== Exercise input ==

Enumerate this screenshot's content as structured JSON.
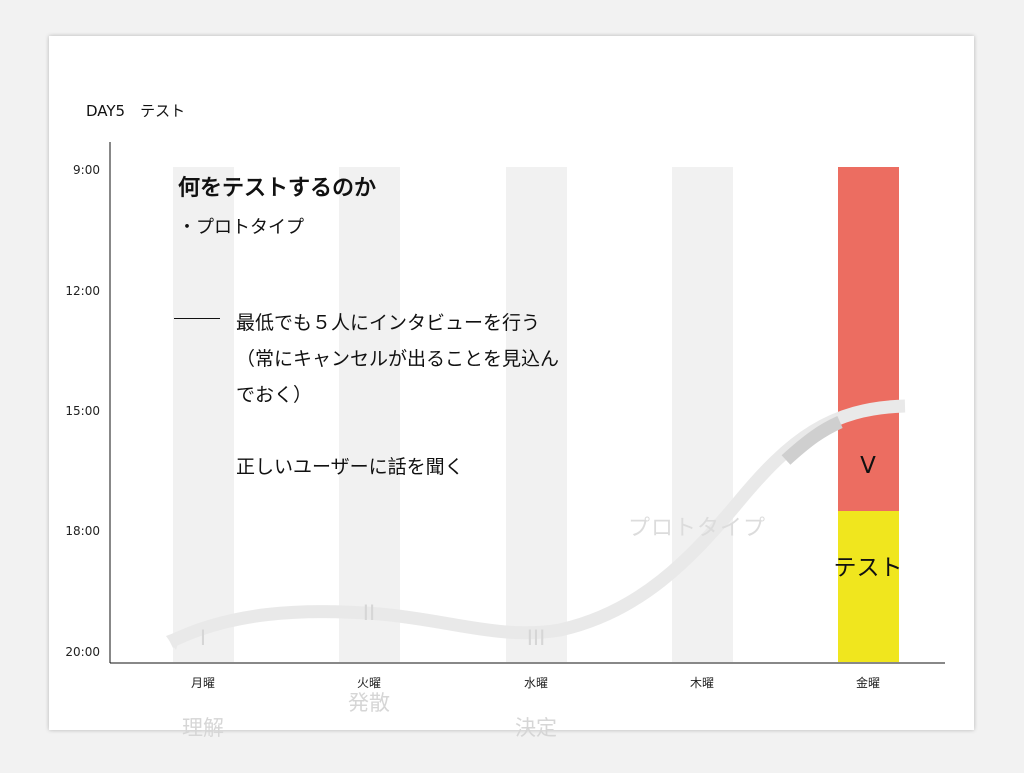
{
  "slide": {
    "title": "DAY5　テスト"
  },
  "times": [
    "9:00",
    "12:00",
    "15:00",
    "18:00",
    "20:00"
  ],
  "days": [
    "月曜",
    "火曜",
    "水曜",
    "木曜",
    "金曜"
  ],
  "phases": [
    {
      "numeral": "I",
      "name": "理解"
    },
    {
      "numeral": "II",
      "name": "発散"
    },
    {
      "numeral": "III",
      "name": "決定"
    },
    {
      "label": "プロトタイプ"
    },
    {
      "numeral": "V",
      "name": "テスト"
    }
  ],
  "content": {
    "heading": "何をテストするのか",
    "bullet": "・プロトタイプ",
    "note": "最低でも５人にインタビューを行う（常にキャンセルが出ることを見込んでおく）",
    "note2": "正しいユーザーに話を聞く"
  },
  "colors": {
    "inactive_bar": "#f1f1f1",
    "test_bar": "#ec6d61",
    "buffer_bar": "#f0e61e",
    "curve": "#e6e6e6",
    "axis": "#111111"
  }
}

===
== Exercise input ==

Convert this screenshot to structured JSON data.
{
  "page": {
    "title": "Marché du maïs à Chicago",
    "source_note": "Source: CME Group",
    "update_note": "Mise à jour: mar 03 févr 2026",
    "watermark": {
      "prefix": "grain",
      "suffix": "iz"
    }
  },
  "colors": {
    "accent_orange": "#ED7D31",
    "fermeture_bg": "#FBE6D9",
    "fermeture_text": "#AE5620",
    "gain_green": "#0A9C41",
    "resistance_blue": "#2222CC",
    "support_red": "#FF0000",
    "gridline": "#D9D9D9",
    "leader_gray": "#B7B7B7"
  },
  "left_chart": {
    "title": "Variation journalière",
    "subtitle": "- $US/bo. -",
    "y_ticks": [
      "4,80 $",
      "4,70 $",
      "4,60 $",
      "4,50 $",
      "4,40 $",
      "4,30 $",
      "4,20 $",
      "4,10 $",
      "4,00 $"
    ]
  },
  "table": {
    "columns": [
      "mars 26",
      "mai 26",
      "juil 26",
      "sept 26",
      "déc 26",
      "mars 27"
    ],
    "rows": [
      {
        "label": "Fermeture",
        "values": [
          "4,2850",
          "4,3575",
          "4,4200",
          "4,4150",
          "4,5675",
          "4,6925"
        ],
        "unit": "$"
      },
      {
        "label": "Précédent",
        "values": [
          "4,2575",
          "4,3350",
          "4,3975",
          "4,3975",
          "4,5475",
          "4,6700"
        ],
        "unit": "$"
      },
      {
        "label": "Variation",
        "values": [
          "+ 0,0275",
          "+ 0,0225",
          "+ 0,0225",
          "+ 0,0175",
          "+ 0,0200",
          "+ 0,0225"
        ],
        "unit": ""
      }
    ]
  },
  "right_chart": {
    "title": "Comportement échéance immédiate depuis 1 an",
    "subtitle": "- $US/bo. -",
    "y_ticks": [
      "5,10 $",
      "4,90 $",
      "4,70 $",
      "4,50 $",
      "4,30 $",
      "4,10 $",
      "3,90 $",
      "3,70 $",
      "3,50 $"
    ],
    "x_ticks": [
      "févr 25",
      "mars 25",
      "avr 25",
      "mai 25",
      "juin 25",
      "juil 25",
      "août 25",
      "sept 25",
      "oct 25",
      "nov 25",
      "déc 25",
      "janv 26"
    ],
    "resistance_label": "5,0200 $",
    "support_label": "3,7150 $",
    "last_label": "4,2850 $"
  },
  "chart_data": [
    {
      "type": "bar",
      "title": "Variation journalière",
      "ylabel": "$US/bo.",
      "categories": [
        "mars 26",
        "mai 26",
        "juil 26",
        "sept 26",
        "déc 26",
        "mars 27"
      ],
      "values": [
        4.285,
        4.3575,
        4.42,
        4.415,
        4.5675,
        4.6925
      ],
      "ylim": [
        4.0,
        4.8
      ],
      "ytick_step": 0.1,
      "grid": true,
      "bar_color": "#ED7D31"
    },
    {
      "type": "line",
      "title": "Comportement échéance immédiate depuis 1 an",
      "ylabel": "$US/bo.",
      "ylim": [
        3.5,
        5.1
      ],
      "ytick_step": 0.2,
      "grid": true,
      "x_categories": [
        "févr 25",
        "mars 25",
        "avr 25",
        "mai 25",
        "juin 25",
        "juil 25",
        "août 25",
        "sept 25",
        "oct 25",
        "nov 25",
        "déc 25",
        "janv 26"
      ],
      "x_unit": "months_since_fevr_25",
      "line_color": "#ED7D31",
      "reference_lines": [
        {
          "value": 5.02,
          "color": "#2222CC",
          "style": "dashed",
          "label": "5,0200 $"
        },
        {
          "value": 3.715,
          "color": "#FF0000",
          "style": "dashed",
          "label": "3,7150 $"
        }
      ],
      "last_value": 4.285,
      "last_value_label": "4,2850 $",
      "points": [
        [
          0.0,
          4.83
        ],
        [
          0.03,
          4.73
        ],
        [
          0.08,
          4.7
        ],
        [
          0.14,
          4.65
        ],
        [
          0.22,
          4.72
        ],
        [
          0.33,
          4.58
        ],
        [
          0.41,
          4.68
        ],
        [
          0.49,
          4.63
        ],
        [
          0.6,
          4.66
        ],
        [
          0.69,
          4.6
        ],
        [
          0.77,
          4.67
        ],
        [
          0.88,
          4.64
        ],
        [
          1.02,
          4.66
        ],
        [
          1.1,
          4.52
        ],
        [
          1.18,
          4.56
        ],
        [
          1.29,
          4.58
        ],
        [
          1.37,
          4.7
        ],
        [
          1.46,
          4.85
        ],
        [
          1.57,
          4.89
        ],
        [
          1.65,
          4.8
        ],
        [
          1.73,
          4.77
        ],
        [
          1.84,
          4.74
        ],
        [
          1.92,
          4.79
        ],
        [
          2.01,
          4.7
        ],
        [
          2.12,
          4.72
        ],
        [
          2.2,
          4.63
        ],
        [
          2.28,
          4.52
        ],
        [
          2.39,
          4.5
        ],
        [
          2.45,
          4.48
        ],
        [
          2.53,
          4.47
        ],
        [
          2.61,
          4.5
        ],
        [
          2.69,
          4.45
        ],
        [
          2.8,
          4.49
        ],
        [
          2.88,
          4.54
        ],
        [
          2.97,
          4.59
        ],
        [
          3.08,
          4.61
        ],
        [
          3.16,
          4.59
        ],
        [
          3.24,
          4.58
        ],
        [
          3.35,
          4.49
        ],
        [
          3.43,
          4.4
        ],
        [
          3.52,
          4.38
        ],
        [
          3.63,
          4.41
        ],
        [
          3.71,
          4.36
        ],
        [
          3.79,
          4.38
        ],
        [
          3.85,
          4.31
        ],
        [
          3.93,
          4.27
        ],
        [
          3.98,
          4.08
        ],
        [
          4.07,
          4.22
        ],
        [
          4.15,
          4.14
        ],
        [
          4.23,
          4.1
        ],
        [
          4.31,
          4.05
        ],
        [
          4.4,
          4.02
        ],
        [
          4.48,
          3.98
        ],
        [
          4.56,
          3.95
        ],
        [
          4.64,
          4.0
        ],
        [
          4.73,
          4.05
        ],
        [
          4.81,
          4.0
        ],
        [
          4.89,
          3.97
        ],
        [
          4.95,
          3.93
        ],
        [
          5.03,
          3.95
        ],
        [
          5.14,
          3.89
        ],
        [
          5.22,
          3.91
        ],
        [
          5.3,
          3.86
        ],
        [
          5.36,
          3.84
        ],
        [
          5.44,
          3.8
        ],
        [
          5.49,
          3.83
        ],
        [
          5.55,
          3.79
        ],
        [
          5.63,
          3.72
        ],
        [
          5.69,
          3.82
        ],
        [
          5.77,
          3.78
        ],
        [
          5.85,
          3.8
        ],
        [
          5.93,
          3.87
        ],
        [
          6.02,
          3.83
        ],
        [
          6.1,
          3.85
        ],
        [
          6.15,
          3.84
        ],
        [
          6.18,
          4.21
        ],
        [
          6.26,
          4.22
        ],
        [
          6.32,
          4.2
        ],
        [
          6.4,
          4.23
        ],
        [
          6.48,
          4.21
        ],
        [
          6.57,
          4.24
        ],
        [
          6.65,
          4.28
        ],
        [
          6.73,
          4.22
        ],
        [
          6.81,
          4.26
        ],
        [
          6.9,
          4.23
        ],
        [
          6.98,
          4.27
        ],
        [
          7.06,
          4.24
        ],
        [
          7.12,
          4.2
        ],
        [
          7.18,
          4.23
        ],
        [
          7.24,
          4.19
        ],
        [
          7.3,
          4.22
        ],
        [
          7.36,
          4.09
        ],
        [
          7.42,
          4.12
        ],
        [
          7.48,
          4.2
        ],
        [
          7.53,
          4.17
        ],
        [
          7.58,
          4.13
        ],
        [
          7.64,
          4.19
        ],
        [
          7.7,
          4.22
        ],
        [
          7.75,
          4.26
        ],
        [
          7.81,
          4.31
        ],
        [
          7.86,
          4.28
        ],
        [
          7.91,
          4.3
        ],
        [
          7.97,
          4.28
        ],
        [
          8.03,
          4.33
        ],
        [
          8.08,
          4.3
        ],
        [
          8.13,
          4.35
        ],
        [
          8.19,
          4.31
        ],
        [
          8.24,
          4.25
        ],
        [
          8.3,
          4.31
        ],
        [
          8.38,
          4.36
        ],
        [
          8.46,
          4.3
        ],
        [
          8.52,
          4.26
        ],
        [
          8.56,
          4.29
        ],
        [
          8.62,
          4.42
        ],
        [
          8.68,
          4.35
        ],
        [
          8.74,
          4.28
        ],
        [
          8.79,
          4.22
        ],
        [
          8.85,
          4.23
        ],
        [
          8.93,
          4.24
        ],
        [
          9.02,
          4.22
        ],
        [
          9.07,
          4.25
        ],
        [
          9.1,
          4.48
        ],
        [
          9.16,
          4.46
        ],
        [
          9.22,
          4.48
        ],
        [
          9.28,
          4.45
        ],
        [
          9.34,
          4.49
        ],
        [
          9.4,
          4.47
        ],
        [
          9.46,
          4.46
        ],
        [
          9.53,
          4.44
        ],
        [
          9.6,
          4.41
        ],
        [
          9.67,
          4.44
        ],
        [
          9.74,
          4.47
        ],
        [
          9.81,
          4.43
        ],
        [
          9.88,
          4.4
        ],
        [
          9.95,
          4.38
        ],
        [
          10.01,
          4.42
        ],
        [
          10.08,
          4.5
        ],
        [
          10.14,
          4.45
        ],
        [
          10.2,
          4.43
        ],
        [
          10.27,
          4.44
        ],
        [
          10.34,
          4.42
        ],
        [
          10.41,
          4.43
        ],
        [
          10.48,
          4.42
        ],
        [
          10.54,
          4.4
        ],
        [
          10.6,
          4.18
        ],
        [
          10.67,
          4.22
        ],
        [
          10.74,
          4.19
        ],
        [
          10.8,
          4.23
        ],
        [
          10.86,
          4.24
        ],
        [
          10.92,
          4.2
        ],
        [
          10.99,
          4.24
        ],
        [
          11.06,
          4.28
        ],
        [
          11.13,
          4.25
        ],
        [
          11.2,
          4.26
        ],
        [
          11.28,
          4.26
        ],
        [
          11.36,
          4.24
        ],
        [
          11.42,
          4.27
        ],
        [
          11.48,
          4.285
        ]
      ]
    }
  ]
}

===
== Exercise input ==

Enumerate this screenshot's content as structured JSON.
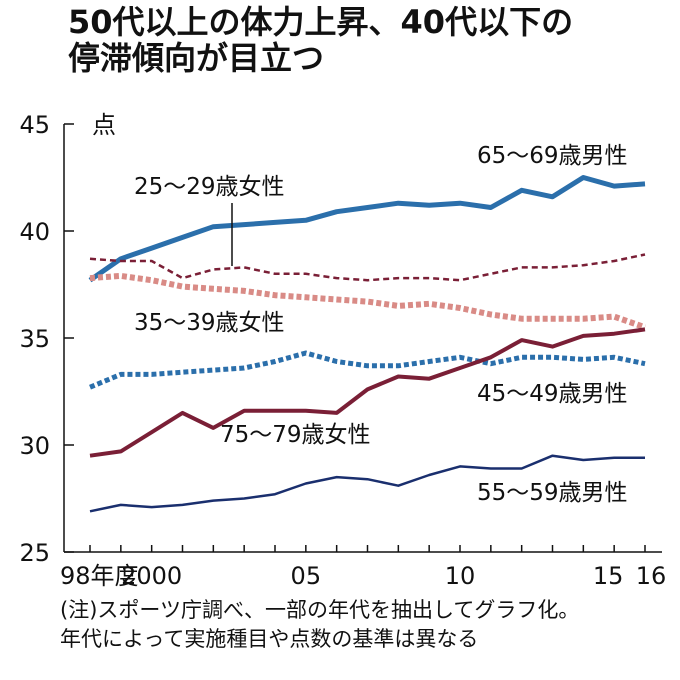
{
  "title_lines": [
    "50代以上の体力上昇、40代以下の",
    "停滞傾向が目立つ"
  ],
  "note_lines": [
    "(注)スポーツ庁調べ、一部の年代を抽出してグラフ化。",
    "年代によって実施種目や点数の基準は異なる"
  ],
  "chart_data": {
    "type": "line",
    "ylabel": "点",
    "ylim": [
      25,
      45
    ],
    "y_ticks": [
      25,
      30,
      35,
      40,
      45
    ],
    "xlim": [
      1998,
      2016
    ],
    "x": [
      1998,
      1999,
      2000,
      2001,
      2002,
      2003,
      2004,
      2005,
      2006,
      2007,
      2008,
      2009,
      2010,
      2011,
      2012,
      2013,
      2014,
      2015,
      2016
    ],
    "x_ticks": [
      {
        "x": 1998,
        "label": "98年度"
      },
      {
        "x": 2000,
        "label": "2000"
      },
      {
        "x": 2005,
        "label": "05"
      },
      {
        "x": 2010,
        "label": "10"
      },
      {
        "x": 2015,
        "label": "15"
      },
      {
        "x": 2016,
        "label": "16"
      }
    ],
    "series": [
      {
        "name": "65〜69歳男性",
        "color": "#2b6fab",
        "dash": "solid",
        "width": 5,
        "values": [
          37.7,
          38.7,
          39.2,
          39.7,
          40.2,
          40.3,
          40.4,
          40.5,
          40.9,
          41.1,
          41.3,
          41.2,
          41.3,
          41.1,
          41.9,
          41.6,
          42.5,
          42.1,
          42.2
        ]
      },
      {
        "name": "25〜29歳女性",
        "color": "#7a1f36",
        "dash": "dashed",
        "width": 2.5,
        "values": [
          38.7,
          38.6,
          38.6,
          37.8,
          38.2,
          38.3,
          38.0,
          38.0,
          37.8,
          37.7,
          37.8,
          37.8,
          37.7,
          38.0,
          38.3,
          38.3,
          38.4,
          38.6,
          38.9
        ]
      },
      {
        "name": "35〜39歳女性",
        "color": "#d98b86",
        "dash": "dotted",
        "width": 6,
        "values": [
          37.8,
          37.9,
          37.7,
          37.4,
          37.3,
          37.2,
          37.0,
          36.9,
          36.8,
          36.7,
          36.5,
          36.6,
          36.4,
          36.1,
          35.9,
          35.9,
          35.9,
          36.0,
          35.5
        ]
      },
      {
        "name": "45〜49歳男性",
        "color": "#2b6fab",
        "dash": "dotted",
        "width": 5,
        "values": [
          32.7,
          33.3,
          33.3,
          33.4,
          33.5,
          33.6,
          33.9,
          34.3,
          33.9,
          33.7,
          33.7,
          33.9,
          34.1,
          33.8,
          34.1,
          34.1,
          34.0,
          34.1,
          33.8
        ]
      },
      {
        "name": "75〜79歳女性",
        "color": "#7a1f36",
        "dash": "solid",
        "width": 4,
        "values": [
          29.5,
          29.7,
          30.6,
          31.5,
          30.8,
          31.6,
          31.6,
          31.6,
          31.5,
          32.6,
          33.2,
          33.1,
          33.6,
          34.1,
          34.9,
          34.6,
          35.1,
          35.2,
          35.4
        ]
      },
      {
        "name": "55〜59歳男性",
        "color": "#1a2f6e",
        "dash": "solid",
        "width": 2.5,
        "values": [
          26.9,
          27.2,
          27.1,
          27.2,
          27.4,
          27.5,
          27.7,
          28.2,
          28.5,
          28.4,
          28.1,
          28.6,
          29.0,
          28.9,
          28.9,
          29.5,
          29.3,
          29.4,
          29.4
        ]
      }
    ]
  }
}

===

§ What you should do
Isolate the lines above that contain the word "févr" and copy them.

§ In response
    "update_note": "Mise à jour: mar 03 févr 2026",
      "févr 25",
        "févr 25",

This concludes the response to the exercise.